What to work on → List every line in this data where the string "России" occurs.

Recorded information →
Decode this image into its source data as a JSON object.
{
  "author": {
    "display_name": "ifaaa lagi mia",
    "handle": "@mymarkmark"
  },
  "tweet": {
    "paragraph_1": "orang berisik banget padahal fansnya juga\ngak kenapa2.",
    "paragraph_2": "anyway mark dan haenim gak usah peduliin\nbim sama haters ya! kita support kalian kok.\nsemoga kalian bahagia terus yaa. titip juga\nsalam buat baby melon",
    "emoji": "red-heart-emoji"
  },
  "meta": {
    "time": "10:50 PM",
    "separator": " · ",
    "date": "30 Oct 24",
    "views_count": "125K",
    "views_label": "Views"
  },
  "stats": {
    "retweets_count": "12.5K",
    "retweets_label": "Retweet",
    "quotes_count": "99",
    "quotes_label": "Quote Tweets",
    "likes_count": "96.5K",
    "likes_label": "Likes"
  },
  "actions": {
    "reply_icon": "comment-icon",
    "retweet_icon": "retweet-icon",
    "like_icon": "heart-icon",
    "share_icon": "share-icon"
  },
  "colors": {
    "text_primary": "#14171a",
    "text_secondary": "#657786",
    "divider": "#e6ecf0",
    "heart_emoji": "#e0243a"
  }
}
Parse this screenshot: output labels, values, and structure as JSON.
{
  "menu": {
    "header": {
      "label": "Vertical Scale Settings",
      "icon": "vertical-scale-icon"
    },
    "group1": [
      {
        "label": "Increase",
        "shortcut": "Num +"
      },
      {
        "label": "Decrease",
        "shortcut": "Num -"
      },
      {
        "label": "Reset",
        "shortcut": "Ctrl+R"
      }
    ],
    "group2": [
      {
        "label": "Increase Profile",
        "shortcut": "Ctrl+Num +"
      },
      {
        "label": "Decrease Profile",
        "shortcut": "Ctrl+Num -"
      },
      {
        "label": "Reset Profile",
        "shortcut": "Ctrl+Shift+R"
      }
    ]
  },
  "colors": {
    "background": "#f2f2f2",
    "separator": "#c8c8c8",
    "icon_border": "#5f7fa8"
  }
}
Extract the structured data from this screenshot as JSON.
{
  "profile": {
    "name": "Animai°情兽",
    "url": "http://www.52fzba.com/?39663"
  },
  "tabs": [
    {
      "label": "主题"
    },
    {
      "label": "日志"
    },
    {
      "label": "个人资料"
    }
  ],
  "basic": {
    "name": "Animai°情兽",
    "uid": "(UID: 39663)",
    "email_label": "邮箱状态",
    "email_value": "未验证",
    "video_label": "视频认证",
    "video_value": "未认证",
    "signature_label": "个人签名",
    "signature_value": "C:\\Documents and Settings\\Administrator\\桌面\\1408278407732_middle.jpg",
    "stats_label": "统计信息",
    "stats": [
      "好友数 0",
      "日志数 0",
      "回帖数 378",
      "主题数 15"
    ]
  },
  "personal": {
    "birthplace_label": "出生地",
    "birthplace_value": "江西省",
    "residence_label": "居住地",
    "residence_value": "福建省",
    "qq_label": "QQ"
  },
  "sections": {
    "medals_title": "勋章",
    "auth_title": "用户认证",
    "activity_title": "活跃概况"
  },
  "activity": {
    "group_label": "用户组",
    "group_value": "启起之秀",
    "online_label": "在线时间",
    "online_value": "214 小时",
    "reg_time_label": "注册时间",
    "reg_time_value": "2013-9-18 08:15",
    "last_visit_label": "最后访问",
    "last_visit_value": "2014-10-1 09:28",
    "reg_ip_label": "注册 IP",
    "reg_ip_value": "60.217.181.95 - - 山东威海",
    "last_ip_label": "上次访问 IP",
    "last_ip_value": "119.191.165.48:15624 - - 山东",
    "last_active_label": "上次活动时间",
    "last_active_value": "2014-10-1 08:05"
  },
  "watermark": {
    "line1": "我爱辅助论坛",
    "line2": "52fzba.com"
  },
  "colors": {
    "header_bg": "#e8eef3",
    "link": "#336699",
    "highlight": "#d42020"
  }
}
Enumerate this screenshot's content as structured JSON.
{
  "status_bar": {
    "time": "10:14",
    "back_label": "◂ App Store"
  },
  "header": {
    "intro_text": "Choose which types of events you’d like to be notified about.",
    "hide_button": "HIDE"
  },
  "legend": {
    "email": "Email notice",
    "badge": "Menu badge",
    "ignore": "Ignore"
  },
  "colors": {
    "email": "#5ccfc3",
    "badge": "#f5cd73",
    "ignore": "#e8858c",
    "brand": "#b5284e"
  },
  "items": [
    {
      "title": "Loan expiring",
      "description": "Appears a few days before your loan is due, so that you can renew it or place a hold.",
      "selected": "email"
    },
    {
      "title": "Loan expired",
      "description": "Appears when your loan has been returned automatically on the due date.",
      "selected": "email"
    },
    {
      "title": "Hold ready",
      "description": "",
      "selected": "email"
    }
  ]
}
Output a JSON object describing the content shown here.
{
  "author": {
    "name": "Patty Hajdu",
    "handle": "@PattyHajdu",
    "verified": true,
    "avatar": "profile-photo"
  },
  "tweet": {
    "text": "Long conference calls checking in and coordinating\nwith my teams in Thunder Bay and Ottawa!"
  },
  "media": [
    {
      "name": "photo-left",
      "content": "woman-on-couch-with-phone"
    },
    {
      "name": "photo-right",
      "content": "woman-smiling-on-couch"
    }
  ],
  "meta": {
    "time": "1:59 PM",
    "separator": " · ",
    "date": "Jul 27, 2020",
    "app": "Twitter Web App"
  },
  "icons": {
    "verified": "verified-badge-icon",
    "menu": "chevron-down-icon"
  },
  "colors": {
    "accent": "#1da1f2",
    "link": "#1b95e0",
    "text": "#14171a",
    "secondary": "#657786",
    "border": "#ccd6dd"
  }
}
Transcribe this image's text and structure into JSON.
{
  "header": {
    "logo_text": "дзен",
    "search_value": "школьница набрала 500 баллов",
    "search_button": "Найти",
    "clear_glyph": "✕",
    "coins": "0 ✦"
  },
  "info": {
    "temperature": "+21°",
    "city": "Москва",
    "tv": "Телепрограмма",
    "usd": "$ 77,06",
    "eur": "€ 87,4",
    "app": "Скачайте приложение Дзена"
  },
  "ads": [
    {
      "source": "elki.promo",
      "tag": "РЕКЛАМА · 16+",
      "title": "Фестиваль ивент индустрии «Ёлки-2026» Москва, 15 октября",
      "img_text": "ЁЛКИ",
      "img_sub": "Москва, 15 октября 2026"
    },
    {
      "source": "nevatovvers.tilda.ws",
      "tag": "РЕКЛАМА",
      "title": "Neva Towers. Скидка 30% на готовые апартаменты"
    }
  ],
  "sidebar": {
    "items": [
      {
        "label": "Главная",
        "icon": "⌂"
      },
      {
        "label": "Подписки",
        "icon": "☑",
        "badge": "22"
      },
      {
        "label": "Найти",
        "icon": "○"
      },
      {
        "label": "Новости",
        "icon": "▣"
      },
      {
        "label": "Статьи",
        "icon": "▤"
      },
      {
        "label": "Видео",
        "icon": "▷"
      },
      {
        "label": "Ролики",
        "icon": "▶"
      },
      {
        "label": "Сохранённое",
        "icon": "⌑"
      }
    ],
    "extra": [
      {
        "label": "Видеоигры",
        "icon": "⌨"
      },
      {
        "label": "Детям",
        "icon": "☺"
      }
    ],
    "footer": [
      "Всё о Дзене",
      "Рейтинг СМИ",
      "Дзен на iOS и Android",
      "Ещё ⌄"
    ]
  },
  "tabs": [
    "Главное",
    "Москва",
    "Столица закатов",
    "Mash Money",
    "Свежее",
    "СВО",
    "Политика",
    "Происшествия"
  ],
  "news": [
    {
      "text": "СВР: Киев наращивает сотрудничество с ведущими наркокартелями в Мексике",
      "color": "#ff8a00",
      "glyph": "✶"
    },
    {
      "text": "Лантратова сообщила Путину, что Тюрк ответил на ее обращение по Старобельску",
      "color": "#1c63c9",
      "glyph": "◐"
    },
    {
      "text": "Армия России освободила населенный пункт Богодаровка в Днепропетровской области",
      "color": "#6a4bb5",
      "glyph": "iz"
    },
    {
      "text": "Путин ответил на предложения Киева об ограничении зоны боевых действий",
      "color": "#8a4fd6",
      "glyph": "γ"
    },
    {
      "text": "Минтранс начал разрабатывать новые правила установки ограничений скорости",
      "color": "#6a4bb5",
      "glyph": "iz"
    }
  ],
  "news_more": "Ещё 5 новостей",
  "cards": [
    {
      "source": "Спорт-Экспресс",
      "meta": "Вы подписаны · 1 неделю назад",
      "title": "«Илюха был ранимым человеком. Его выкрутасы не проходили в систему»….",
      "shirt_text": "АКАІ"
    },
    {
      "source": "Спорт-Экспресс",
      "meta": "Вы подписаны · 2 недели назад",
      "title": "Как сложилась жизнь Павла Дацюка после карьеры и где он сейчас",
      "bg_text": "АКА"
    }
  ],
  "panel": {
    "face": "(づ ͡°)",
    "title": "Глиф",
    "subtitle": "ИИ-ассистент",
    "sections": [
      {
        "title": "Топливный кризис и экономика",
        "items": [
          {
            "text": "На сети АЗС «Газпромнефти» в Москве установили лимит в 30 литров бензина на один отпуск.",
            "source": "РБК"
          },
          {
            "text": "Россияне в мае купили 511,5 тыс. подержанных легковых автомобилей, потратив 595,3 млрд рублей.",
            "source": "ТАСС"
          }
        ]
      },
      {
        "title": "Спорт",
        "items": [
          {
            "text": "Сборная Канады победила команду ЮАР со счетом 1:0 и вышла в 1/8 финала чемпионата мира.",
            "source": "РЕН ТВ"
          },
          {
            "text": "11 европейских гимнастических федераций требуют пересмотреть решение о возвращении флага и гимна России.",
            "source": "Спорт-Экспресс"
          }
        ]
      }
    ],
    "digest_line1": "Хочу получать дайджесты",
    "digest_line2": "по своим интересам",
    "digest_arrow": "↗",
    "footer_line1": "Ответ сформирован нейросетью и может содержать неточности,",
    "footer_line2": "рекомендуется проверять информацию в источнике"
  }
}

Written response →
      "text": "Армия России освободила населенный пункт Богодаровка в Днепропетровской области",
            "text": "11 европейских гимнастических федераций требуют пересмотреть решение о возвращении флага и гимна России.",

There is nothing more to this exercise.